# What you should do
Write out every entry exactly as it appears.

Collected data entries:
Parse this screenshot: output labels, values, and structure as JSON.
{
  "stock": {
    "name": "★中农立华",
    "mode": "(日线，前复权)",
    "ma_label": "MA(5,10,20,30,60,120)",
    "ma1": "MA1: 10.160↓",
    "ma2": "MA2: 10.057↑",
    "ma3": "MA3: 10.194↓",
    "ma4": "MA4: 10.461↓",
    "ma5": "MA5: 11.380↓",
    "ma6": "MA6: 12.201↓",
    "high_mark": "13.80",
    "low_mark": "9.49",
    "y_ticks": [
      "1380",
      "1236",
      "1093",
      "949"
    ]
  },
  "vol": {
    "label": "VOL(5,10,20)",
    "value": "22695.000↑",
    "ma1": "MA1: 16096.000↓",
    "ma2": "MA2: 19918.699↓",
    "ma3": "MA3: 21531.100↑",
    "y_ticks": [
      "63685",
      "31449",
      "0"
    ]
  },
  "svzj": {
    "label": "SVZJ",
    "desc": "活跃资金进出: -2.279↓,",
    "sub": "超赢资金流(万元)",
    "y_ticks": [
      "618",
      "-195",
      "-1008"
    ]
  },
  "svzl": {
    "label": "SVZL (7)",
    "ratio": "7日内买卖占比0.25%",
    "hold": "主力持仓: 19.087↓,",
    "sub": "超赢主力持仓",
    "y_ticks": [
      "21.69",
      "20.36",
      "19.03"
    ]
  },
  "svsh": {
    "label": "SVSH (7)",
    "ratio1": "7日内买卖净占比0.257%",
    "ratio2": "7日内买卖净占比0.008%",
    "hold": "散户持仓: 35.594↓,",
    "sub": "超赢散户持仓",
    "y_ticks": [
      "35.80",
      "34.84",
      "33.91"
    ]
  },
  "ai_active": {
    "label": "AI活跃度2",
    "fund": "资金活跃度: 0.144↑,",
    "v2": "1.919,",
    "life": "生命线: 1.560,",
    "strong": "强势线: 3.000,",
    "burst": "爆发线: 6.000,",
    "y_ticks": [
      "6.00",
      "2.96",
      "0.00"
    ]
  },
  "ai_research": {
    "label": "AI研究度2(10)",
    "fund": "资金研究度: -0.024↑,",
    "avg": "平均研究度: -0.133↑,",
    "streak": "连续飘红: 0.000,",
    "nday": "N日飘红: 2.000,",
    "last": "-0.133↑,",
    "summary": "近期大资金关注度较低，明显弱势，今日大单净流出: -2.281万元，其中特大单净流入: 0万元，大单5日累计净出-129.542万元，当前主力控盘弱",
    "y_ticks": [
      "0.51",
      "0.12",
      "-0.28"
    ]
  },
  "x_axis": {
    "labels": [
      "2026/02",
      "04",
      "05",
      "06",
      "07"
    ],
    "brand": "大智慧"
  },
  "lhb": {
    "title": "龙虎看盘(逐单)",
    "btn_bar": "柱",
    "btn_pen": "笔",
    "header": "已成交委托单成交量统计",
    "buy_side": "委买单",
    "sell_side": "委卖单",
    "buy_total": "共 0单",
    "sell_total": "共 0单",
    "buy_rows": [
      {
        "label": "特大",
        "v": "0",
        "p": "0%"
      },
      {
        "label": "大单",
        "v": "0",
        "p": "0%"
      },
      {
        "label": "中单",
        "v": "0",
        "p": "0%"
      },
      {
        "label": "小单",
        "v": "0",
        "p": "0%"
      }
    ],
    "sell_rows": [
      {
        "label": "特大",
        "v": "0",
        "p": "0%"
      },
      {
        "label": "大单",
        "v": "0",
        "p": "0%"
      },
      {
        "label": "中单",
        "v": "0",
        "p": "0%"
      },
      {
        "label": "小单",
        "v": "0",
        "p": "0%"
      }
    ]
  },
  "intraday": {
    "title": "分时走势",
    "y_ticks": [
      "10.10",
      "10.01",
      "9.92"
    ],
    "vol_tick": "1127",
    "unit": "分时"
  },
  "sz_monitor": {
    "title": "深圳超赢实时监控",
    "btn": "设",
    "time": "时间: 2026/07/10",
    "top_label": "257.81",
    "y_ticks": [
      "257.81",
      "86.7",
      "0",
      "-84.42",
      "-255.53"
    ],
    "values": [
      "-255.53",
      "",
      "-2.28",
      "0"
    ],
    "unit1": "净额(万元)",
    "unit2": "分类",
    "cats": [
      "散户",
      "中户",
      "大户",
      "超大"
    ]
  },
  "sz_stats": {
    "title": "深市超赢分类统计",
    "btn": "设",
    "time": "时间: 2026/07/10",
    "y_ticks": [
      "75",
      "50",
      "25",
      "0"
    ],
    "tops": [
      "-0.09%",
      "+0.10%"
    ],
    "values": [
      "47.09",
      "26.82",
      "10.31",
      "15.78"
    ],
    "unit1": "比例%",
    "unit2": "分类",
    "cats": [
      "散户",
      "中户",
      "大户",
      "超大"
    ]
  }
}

# Full output
Parse this screenshot: output labels, values, and structure as JSON.
{
  "stock": {
    "name": "★中农立华",
    "mode": "(日线，前复权)",
    "ma_label": "MA(5,10,20,30,60,120)",
    "ma1": "MA1: 10.160↓",
    "ma2": "MA2: 10.057↑",
    "ma3": "MA3: 10.194↓",
    "ma4": "MA4: 10.461↓",
    "ma5": "MA5: 11.380↓",
    "ma6": "MA6: 12.201↓",
    "high_mark": "13.80",
    "low_mark": "9.49",
    "y_ticks": [
      "1380",
      "1236",
      "1093",
      "949"
    ]
  },
  "vol": {
    "label": "VOL(5,10,20)",
    "value": "22695.000↑",
    "ma1": "MA1: 16096.000↓",
    "ma2": "MA2: 19918.699↓",
    "ma3": "MA3: 21531.100↑",
    "y_ticks": [
      "63685",
      "31449",
      "0"
    ]
  },
  "svzj": {
    "label": "SVZJ",
    "desc": "活跃资金进出: -2.279↓,",
    "sub": "超赢资金流(万元)",
    "y_ticks": [
      "618",
      "-195",
      "-1008"
    ]
  },
  "svzl": {
    "label": "SVZL (7)",
    "ratio": "7日内买卖占比0.25%",
    "hold": "主力持仓: 19.087↓,",
    "sub": "超赢主力持仓",
    "y_ticks": [
      "21.69",
      "20.36",
      "19.03"
    ]
  },
  "svsh": {
    "label": "SVSH (7)",
    "ratio1": "7日内买卖净占比0.257%",
    "ratio2": "7日内买卖净占比0.008%",
    "hold": "散户持仓: 35.594↓,",
    "sub": "超赢散户持仓",
    "y_ticks": [
      "35.80",
      "34.84",
      "33.91"
    ]
  },
  "ai_active": {
    "label": "AI活跃度2",
    "fund": "资金活跃度: 0.144↑,",
    "v2": "1.919,",
    "life": "生命线: 1.560,",
    "strong": "强势线: 3.000,",
    "burst": "爆发线: 6.000,",
    "y_ticks": [
      "6.00",
      "2.96",
      "0.00"
    ]
  },
  "ai_research": {
    "label": "AI研究度2(10)",
    "fund": "资金研究度: -0.024↑,",
    "avg": "平均研究度: -0.133↑,",
    "streak": "连续飘红: 0.000,",
    "nday": "N日飘红: 2.000,",
    "last": "-0.133↑,",
    "summary": "近期大资金关注度较低，明显弱势，今日大单净流出: -2.281万元，其中特大单净流入: 0万元，大单5日累计净出-129.542万元，当前主力控盘弱",
    "y_ticks": [
      "0.51",
      "0.12",
      "-0.28"
    ]
  },
  "x_axis": {
    "labels": [
      "2026/02",
      "04",
      "05",
      "06",
      "07"
    ],
    "brand": "大智慧"
  },
  "lhb": {
    "title": "龙虎看盘(逐单)",
    "btn_bar": "柱",
    "btn_pen": "笔",
    "header": "已成交委托单成交量统计",
    "buy_side": "委买单",
    "sell_side": "委卖单",
    "buy_total": "共 0单",
    "sell_total": "共 0单",
    "buy_rows": [
      {
        "label": "特大",
        "v": "0",
        "p": "0%"
      },
      {
        "label": "大单",
        "v": "0",
        "p": "0%"
      },
      {
        "label": "中单",
        "v": "0",
        "p": "0%"
      },
      {
        "label": "小单",
        "v": "0",
        "p": "0%"
      }
    ],
    "sell_rows": [
      {
        "label": "特大",
        "v": "0",
        "p": "0%"
      },
      {
        "label": "大单",
        "v": "0",
        "p": "0%"
      },
      {
        "label": "中单",
        "v": "0",
        "p": "0%"
      },
      {
        "label": "小单",
        "v": "0",
        "p": "0%"
      }
    ]
  },
  "intraday": {
    "title": "分时走势",
    "y_ticks": [
      "10.10",
      "10.01",
      "9.92"
    ],
    "vol_tick": "1127",
    "unit": "分时"
  },
  "sz_monitor": {
    "title": "深圳超赢实时监控",
    "btn": "设",
    "time": "时间: 2026/07/10",
    "top_label": "257.81",
    "y_ticks": [
      "257.81",
      "86.7",
      "0",
      "-84.42",
      "-255.53"
    ],
    "values": [
      "-255.53",
      "",
      "-2.28",
      "0"
    ],
    "unit1": "净额(万元)",
    "unit2": "分类",
    "cats": [
      "散户",
      "中户",
      "大户",
      "超大"
    ]
  },
  "sz_stats": {
    "title": "深市超赢分类统计",
    "btn": "设",
    "time": "时间: 2026/07/10",
    "y_ticks": [
      "75",
      "50",
      "25",
      "0"
    ],
    "tops": [
      "-0.09%",
      "+0.10%"
    ],
    "values": [
      "47.09",
      "26.82",
      "10.31",
      "15.78"
    ],
    "unit1": "比例%",
    "unit2": "分类",
    "cats": [
      "散户",
      "中户",
      "大户",
      "超大"
    ]
  }
}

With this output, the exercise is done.